#### [Objectives]
a) According to the passage on changing clothes, what is the mind always asking for?
b) Repeat the passage on changing clothes word for word between "With a nonchanging robe, for" and "able to stop.", inclusive.
c) Write what comes next in the passage on changing clothes and the nonchanging robe, picking up after its final sentence.

#### [Article]
····················

Why do we change clothes really? It is a deep thing, not just an outward one. Why are we bored with
one style, one color, one type of cloth? Why are we bored? The mind is always asking for something new,
something different. We go on asking how to stop our mind from running continually and yet we go on
always feeding it the new. We go on asking how to stop our constant, wavering mind -- how to bring it to a
standstill, how to be silent -- but we go on feeding it in subtle ways. We go on changing clothes, we go on
changing things -- we go on changing everything. We are bored with anything that remains constant, but the
more the mind is fed changes, the more the mind is fed.
With a nonchanging robe, for the first time your mind has to fight daily, every moment, with the identity
that it wants to change. And if you are at ease with a nonchanging robe, soon you will be at ease with a
nonchanging world. This is just a beginning. The more you are at ease with something nonchanging, the
more the mind will be able to stop.

····················

#### [Data rows]
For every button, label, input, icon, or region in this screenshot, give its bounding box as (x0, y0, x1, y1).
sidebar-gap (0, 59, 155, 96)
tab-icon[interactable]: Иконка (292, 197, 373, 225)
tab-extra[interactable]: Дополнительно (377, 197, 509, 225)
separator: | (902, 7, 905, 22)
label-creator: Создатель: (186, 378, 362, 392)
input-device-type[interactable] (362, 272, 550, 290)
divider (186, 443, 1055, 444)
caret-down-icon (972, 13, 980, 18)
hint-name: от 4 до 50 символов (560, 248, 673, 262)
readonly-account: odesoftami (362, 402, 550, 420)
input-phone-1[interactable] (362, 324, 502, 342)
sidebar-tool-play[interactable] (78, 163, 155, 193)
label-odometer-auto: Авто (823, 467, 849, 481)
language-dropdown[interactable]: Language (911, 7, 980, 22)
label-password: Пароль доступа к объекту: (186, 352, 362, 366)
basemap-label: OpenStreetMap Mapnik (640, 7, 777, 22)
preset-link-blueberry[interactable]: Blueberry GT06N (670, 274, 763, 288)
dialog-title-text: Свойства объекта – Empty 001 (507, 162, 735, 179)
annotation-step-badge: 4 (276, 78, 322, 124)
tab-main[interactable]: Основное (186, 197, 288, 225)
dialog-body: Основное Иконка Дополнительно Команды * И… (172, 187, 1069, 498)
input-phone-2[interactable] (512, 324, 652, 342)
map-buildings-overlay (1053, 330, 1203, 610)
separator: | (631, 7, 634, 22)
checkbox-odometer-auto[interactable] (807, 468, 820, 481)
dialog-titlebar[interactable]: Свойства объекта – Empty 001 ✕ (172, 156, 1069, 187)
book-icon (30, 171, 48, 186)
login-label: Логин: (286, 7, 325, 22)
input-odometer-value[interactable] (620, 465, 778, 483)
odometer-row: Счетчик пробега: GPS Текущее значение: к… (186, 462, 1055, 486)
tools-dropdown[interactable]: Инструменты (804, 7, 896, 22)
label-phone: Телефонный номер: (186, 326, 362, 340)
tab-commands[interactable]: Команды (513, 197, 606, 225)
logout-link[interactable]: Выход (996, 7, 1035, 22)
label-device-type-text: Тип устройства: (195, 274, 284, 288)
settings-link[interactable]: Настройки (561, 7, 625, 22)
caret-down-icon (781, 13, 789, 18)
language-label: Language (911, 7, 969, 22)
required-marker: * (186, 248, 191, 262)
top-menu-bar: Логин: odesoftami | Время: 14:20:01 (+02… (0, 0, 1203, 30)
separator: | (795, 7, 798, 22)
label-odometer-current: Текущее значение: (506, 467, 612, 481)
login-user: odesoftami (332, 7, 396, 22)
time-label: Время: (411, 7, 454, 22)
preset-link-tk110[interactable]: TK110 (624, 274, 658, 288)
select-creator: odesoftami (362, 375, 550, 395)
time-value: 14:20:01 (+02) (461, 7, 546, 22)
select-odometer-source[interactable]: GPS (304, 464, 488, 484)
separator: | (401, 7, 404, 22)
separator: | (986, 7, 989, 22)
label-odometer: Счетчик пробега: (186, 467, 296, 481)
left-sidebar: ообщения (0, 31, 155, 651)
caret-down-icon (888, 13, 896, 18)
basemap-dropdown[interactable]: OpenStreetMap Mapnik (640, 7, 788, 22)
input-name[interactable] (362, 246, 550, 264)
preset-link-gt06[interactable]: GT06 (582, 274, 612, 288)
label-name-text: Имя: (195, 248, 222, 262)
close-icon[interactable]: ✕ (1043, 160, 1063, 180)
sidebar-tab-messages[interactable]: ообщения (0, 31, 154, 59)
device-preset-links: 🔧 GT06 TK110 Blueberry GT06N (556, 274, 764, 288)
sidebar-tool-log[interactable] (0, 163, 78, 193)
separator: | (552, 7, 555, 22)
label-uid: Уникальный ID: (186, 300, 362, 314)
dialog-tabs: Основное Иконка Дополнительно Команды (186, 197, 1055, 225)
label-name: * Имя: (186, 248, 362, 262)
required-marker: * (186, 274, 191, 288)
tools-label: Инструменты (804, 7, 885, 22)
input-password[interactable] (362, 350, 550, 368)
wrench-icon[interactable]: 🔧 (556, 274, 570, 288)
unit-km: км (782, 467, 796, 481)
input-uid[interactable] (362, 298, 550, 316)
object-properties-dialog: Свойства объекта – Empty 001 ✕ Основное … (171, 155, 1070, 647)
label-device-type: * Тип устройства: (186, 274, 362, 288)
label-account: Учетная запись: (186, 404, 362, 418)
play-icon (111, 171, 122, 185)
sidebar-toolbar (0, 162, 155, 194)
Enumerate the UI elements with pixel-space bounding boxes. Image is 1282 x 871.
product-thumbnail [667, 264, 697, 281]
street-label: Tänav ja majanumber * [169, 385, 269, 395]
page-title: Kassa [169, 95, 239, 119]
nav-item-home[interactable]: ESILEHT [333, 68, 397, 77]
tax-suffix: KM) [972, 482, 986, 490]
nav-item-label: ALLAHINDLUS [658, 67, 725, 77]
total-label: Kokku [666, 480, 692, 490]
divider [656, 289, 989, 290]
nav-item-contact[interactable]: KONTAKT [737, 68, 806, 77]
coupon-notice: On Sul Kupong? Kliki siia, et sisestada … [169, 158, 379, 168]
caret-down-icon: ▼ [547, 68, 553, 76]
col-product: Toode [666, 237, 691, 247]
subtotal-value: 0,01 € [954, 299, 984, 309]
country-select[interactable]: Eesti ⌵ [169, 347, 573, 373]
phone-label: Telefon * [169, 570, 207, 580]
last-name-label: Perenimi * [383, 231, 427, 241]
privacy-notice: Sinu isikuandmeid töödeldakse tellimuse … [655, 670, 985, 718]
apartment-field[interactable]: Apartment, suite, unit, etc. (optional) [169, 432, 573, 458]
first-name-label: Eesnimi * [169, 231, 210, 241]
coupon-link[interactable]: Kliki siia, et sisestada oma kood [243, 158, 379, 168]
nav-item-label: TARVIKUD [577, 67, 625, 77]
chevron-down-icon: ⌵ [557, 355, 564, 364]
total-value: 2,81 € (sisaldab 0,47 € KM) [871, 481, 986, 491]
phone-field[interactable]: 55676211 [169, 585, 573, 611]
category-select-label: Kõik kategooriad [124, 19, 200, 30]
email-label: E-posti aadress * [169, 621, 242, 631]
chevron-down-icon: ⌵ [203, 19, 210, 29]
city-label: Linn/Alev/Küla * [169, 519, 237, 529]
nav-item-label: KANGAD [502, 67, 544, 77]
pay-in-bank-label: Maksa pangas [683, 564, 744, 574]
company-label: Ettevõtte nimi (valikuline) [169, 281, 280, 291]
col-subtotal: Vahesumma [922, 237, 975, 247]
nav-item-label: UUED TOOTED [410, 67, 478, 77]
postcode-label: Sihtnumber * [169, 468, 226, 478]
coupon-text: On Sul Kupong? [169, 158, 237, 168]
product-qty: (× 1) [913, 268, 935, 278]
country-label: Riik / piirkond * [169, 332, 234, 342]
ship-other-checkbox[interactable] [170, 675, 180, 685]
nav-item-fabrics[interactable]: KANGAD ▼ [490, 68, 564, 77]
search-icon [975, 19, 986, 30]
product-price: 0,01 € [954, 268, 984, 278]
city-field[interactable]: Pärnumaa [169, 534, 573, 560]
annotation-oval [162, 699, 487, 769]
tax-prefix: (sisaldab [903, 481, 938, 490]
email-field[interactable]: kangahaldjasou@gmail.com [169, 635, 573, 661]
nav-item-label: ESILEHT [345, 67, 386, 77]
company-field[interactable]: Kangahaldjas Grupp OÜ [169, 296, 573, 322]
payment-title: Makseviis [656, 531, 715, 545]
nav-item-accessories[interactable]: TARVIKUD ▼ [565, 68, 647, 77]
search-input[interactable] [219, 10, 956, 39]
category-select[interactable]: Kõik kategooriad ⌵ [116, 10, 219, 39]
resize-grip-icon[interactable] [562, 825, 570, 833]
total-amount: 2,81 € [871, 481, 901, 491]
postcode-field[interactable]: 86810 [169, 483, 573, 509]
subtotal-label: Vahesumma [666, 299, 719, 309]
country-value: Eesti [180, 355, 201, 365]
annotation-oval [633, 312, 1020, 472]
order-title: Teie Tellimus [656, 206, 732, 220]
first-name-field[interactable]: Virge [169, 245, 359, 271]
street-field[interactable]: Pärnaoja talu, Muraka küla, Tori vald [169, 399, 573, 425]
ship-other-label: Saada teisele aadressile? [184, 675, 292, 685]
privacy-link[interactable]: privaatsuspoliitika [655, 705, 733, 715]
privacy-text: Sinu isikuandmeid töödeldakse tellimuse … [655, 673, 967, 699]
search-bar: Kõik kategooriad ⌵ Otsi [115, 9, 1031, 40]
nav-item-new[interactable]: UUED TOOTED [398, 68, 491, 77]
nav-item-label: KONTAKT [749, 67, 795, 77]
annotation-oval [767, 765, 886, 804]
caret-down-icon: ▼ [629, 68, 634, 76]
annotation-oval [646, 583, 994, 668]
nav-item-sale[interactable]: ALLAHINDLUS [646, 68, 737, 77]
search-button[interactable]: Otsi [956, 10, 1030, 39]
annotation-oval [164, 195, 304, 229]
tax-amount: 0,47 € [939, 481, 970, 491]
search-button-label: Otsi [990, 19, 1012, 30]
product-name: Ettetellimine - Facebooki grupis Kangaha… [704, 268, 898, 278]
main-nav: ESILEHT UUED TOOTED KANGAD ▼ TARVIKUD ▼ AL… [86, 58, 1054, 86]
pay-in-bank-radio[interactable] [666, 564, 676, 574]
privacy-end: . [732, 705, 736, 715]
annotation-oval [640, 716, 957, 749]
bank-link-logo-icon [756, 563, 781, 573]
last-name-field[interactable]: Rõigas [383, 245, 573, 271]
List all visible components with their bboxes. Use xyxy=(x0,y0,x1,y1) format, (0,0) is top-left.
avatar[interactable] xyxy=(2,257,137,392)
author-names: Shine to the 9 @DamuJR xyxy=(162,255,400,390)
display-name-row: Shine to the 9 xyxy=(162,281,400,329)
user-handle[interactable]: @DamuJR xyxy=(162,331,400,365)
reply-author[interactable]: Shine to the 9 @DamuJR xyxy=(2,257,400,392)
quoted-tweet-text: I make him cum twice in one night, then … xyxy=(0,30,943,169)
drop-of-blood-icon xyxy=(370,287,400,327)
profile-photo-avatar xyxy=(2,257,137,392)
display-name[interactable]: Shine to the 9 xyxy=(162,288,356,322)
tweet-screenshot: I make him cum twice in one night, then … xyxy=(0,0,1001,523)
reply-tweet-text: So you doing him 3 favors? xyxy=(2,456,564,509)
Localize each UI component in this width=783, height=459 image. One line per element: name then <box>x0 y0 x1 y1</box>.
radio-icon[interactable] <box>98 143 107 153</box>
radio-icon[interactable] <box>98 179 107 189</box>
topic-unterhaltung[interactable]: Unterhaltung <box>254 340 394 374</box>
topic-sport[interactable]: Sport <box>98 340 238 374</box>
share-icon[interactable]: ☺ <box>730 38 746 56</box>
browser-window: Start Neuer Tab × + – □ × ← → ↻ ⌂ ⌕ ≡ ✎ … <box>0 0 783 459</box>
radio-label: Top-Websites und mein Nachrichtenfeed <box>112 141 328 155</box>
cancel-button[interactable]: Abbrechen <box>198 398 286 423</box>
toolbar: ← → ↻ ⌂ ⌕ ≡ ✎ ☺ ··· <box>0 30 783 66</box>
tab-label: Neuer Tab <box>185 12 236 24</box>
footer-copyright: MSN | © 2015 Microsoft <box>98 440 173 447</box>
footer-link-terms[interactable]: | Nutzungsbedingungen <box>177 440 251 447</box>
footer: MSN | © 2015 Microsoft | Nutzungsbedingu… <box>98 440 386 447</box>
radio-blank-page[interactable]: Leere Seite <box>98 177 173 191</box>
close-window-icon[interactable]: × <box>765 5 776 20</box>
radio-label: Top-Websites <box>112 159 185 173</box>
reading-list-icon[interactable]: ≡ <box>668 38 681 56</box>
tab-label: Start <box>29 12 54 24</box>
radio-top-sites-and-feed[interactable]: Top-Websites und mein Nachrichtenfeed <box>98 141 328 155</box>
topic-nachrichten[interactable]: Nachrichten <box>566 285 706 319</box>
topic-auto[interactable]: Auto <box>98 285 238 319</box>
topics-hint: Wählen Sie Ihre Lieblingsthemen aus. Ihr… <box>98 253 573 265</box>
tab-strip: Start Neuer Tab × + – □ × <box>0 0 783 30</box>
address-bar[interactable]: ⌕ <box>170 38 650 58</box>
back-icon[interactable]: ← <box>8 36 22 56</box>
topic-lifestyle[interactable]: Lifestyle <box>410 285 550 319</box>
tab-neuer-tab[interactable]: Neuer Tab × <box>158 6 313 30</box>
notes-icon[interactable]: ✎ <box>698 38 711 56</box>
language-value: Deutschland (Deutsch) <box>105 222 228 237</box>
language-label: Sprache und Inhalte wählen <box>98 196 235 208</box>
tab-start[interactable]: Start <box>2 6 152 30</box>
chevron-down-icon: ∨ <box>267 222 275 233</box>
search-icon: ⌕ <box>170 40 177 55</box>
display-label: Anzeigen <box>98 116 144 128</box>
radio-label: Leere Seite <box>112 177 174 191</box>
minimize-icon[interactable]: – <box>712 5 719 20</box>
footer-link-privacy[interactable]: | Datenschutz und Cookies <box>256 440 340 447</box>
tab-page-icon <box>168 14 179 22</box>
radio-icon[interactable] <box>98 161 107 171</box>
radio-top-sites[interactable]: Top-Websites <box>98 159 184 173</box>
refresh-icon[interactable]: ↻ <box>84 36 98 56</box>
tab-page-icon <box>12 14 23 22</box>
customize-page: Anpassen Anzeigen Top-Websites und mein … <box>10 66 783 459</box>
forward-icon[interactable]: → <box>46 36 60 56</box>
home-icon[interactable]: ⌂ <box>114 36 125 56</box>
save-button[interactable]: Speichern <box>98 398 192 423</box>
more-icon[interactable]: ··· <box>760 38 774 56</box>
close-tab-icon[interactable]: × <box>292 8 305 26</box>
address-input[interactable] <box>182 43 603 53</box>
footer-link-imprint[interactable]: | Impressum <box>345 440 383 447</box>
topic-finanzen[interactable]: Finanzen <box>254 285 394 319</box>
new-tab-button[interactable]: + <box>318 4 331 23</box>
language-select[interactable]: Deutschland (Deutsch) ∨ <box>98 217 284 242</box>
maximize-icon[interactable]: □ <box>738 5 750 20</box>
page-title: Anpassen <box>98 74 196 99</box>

····················

#### [The replies]
a) Something new, something different.

b)
With a nonchanging robe, for the first time your mind has to fight daily, every moment, with the identity
that it wants to change. And if you are at ease with a nonchanging robe, soon you will be at ease with a
nonchanging world. This is just a beginning. The more you are at ease with something nonchanging, the
more the mind will be able to stop.

c)
So the emphasis is to become more and more at ease with the nonchanging; only then can you come to
the eternal. With a mind that is asking for constant change, how can you come to the eternal? You have to
begin with the nonchanging.
Somewhere, with this nonchanging of your clothes, you will become unaware of clothes. When you use
the same robe and the same color, you will soon become unaware of clothing. Moving on the streets you
will become unaware of the clothing shops; your consciousness of these things will just drop, because it is
the mind that notices them. And if your mind is again looking at clothes and at the shops, be aware of it.
What is your mind asking for?
We feel this constant changing of clothes to be something beautiful, but in a nonchanging robe you can
attain a graceful beauty that can never be attained with a changing robe. With a changing robe you are
hiding ugliness, nothing else, but with a nonchanging robe everything about you as you are is revealed.
When you change your clothes, others become aware of your clothes. That is why everyone always asks
about your new clothes. But when you are constantly in one robe, no one asks about your clothes; the asking
drops. Then one looks at you, not at your clothes.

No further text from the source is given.